** begin Information provided **

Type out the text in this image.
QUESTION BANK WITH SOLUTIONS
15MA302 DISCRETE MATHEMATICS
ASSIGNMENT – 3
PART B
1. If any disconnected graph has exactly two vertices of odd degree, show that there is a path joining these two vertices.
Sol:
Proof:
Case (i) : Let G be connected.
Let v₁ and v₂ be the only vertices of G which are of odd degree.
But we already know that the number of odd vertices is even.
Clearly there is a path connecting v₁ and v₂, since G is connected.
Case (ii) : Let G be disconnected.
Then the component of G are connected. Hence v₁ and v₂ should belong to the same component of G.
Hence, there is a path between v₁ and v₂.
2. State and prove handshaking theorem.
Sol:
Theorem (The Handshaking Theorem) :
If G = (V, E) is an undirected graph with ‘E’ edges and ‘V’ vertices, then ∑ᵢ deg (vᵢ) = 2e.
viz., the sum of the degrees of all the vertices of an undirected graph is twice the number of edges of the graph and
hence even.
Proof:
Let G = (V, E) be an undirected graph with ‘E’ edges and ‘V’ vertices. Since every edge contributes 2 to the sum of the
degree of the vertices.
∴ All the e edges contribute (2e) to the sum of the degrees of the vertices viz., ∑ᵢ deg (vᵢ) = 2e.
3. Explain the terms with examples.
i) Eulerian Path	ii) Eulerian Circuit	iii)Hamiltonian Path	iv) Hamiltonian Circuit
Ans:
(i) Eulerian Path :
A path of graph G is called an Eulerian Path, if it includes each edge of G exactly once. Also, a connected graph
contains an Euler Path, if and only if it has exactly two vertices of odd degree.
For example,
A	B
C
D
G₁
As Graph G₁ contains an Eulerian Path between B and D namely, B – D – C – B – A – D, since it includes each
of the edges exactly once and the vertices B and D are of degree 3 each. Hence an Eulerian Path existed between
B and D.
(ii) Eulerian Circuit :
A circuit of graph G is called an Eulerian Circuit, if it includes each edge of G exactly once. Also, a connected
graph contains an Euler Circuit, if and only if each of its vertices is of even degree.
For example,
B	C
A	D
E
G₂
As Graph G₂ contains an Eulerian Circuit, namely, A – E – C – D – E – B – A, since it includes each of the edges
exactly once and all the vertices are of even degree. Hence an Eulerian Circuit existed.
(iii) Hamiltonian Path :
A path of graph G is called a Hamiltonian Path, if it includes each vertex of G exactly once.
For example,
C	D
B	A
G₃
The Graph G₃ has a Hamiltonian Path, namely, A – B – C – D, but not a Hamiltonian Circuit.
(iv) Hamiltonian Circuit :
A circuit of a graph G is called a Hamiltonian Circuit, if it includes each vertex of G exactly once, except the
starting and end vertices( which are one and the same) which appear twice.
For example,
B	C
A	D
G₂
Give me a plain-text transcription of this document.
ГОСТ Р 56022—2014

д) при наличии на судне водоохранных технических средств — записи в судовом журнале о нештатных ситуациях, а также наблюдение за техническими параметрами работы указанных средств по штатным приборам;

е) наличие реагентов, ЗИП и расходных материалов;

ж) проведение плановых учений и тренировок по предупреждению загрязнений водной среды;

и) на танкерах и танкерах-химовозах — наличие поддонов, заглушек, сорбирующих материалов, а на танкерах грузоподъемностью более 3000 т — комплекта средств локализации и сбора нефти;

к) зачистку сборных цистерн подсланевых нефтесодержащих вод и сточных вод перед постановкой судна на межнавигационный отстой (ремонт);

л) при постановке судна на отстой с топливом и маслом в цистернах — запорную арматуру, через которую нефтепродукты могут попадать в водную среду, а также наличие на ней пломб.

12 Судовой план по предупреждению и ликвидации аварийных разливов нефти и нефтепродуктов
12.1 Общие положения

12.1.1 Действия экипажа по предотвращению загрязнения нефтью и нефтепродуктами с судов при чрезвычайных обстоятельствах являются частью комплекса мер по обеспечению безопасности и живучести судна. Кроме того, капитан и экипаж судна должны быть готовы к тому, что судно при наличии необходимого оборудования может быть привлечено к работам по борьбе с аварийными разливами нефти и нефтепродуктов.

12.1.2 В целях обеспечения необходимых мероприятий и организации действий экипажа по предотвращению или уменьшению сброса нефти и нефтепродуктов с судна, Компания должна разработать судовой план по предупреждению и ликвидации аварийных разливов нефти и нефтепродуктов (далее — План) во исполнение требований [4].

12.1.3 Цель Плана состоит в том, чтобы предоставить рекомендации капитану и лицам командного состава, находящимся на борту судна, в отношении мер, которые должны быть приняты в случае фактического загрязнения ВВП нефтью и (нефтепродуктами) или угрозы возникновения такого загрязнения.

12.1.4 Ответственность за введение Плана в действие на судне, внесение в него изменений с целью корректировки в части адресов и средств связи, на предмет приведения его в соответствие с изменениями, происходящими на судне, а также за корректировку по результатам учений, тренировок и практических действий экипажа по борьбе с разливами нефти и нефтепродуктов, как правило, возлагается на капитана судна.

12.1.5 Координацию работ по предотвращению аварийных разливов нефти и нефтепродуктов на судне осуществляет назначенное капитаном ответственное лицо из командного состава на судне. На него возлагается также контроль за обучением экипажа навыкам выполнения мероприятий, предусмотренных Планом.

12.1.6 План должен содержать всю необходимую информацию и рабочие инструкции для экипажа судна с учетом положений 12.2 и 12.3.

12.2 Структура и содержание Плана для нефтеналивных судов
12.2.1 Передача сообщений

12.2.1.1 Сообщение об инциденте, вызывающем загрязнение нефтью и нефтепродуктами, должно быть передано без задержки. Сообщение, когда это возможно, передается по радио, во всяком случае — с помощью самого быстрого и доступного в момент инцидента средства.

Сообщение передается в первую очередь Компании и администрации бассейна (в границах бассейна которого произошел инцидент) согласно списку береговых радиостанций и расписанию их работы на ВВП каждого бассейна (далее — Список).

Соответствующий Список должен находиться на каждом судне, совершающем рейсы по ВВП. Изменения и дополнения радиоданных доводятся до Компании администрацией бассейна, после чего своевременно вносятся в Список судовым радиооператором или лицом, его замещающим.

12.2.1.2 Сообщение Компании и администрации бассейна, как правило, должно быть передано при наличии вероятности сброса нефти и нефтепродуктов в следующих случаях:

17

** end Information provided **

● Problem to work on:
Tally up the lines in the records that contain the word "случае" and give only the total.

● Output:
2